(Stored data entries)
* begin *

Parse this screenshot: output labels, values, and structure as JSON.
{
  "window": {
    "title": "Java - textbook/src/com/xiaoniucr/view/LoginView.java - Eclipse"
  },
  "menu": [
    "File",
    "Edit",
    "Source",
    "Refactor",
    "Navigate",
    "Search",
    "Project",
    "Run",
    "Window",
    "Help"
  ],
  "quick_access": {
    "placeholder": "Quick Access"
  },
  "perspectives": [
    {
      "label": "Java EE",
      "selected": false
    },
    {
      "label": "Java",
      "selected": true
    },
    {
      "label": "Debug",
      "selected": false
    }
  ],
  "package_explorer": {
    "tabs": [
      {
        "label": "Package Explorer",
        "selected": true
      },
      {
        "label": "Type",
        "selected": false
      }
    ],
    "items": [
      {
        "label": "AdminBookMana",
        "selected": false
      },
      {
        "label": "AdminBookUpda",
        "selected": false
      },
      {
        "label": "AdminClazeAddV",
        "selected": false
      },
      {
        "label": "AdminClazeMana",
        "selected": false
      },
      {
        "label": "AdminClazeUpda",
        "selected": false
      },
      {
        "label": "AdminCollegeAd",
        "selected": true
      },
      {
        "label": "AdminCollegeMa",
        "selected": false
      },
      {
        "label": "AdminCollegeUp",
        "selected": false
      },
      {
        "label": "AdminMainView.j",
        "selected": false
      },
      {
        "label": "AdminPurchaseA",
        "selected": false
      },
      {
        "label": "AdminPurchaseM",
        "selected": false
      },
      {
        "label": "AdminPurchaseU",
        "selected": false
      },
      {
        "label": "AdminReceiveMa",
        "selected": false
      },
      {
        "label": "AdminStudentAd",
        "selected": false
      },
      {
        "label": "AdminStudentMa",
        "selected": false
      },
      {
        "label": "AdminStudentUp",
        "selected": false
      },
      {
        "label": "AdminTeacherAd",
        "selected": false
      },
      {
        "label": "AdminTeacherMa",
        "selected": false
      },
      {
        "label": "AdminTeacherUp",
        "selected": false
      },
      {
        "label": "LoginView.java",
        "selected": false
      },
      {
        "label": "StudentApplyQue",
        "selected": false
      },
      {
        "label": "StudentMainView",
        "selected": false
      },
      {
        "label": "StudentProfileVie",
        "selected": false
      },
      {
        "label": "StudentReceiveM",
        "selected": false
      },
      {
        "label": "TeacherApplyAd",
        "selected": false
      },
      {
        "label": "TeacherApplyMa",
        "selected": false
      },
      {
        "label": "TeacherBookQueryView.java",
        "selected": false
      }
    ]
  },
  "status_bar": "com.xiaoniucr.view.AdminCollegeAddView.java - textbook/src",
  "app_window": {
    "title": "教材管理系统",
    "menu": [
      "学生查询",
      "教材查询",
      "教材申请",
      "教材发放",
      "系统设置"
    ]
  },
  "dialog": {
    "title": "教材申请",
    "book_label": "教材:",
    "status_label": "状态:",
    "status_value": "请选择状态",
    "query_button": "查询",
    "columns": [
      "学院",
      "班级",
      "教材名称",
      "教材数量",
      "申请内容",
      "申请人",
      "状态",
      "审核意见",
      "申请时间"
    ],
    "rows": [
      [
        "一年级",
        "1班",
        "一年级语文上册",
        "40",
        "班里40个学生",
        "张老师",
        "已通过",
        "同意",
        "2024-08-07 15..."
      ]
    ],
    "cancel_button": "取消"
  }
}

* end *
* begin *

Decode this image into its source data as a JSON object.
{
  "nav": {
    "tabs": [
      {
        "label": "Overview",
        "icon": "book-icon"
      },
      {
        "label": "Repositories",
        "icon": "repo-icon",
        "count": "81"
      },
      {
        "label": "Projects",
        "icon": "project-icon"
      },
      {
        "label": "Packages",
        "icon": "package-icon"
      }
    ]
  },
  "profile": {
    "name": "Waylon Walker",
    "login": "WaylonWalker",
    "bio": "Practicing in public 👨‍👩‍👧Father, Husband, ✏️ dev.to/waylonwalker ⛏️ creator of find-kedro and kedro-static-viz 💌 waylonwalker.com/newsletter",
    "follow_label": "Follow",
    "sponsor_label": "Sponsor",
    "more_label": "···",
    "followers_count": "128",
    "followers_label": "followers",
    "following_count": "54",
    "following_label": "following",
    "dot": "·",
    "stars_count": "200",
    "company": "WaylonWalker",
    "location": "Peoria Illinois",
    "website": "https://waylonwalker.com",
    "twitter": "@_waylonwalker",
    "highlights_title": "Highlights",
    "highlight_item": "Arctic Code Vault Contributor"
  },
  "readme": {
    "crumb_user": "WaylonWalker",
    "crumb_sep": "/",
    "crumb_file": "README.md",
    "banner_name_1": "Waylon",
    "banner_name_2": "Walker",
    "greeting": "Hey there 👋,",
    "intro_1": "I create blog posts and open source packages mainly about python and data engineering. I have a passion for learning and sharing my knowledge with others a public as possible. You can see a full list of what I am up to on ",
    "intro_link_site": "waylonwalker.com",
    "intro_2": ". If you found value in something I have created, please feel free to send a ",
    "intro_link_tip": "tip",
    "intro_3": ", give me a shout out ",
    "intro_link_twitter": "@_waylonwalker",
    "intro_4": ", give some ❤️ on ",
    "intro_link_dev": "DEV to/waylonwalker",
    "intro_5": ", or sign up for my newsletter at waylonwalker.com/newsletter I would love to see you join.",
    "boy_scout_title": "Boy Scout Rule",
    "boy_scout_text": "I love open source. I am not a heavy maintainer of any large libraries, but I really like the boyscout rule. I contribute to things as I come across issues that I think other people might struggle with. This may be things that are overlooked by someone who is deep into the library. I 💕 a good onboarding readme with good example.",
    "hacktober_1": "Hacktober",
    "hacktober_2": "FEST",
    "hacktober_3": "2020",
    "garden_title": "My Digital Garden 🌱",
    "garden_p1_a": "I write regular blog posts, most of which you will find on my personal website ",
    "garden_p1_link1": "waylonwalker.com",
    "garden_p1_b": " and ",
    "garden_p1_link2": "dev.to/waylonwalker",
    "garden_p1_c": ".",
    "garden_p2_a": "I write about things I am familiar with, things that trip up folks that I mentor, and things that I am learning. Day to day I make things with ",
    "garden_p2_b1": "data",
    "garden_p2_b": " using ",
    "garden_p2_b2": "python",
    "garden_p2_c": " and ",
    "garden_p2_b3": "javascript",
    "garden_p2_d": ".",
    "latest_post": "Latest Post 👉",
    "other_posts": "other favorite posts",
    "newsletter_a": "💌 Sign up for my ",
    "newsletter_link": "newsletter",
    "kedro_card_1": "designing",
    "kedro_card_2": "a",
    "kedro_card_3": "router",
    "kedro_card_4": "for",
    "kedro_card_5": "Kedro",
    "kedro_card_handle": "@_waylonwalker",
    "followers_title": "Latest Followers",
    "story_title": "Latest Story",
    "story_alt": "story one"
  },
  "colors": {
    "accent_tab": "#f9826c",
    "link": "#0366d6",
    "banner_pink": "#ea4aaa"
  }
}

* end *

### Work to complete
List each line in the listing that contains the string "textbook".

### Correct response
    "title": "Java - textbook/src/com/xiaoniucr/view/LoginView.java - Eclipse"
  "status_bar": "com.xiaoniucr.view.AdminCollegeAddView.java - textbook/src",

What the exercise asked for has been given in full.